**Exercise aim:** Using the data beneath, show every line that includes the word "karadan".

___ Provided data

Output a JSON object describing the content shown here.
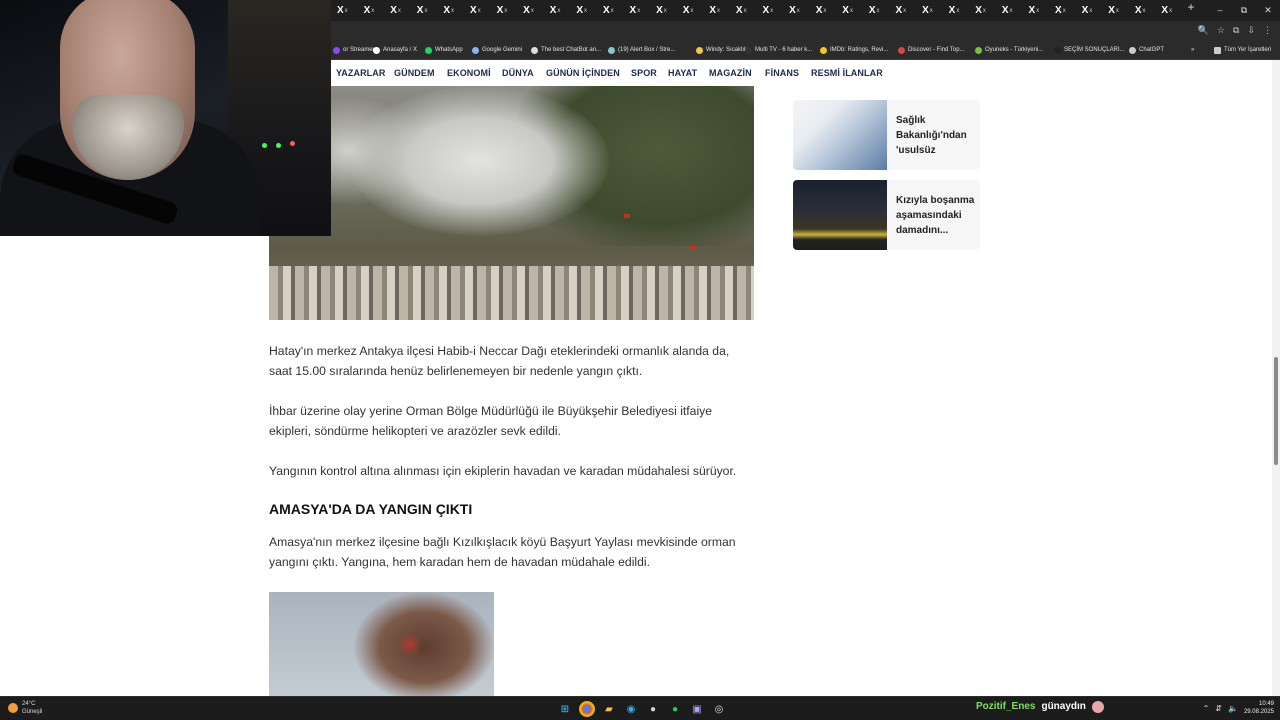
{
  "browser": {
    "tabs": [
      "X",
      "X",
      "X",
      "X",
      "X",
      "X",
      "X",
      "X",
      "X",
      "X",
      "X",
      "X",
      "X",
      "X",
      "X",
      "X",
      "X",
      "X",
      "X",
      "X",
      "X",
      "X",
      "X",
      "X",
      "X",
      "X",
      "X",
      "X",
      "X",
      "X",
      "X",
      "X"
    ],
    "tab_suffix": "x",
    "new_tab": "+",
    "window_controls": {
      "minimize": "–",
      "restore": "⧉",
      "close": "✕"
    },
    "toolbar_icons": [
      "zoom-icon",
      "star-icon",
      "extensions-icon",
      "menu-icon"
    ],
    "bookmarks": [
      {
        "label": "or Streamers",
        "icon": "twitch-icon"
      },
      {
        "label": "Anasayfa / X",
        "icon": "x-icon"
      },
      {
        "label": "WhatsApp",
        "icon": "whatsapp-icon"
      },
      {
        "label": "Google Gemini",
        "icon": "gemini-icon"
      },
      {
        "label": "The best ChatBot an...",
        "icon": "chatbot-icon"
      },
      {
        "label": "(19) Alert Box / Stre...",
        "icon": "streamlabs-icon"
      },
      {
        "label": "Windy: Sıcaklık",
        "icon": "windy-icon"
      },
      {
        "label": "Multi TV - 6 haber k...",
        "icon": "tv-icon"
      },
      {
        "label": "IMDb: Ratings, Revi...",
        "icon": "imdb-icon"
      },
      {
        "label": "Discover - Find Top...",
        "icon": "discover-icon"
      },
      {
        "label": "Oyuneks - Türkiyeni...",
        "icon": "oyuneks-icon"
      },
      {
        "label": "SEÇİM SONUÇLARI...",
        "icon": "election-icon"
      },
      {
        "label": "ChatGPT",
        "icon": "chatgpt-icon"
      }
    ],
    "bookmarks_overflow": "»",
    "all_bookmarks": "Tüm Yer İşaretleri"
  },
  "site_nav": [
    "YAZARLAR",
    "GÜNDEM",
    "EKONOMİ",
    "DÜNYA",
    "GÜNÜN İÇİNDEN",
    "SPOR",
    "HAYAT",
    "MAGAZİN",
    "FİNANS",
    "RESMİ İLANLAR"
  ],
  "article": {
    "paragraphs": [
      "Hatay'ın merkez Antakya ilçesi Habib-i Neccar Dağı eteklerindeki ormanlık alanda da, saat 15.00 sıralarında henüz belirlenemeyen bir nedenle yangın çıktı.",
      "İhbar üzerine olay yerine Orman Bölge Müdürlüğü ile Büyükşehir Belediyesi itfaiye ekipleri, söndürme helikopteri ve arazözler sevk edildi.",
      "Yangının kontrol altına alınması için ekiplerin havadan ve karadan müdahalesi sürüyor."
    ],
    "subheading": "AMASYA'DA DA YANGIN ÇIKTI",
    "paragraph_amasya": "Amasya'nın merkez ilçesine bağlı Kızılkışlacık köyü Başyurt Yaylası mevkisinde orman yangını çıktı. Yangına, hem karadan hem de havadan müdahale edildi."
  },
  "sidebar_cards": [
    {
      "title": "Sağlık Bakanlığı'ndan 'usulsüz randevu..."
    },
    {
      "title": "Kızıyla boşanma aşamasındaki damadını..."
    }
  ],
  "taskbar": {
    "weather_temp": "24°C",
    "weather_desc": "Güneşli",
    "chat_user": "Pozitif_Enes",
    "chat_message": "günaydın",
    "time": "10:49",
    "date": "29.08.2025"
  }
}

______
___ Provided data

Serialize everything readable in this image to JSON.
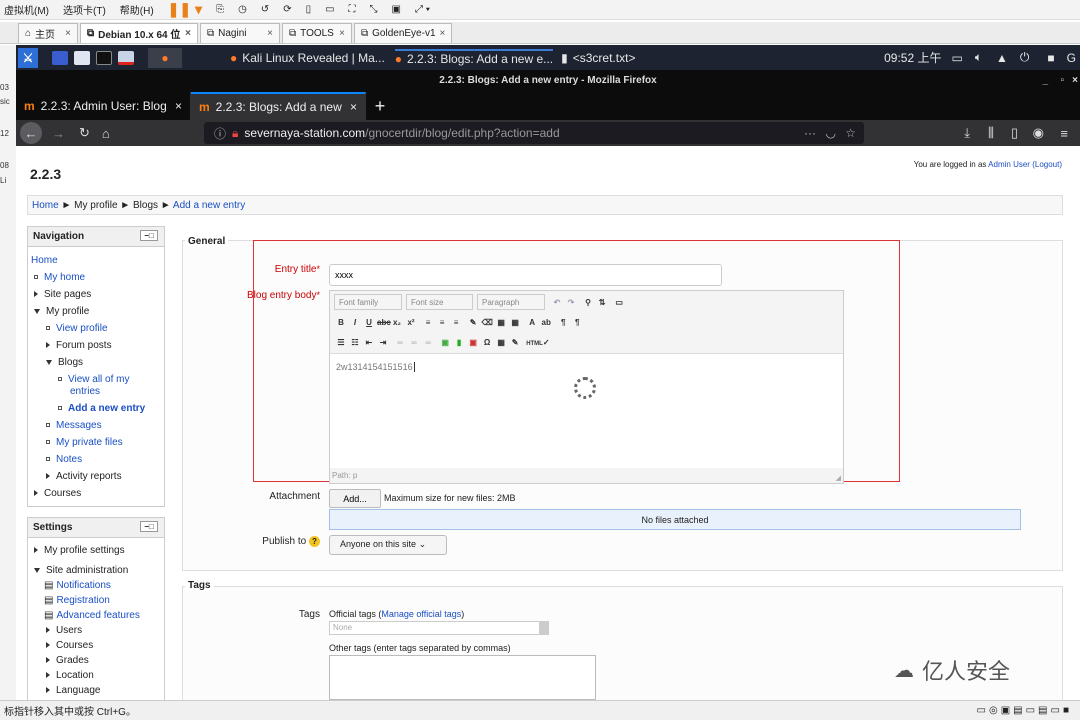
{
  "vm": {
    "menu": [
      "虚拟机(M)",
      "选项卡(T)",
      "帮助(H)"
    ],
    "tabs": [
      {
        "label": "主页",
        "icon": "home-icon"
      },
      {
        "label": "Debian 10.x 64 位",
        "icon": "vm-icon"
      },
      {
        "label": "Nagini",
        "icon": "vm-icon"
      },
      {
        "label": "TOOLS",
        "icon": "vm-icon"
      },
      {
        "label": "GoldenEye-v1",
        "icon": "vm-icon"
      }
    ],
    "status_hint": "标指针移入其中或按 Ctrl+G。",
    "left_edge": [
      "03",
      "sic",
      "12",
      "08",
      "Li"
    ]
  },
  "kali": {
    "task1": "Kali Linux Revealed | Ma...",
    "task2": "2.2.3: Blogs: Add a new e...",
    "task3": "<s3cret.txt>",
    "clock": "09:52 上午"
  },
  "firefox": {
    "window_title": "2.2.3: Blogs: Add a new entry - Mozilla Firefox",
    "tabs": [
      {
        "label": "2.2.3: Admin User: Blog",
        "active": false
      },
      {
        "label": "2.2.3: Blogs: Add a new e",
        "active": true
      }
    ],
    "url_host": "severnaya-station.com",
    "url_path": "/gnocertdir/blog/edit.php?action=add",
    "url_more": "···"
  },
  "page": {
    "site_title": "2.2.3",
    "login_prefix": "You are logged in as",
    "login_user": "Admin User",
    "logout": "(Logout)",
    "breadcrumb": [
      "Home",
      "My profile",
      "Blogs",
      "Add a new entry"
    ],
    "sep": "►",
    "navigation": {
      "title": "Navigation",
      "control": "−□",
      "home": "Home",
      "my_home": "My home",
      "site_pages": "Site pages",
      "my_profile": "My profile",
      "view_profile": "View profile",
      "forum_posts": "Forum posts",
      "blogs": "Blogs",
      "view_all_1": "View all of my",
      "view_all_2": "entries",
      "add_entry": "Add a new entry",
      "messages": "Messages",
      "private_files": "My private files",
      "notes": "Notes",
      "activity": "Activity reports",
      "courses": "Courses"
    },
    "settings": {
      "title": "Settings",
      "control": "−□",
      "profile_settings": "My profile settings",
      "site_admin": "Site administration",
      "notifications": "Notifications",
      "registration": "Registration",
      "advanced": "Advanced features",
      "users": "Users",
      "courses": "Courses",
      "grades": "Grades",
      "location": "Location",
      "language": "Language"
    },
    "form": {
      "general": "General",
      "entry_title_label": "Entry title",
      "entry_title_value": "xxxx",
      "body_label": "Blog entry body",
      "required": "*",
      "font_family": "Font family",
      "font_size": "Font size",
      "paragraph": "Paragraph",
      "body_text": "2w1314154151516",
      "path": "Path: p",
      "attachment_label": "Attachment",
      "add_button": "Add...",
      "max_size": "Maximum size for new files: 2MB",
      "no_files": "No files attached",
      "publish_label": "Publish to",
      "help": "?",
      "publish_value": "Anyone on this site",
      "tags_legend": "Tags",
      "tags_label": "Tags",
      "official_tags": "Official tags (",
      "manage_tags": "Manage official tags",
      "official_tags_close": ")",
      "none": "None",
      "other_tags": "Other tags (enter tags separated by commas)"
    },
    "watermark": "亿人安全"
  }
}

______

**Output of the exercise:**
      "Yangının kontrol altına alınması için ekiplerin havadan ve karadan müdahalesi sürüyor."
    "paragraph_amasya": "Amasya'nın merkez ilçesine bağlı Kızılkışlacık köyü Başyurt Yaylası mevkisinde orman yangını çıktı. Yangına, hem karadan hem de havadan müdahale edildi."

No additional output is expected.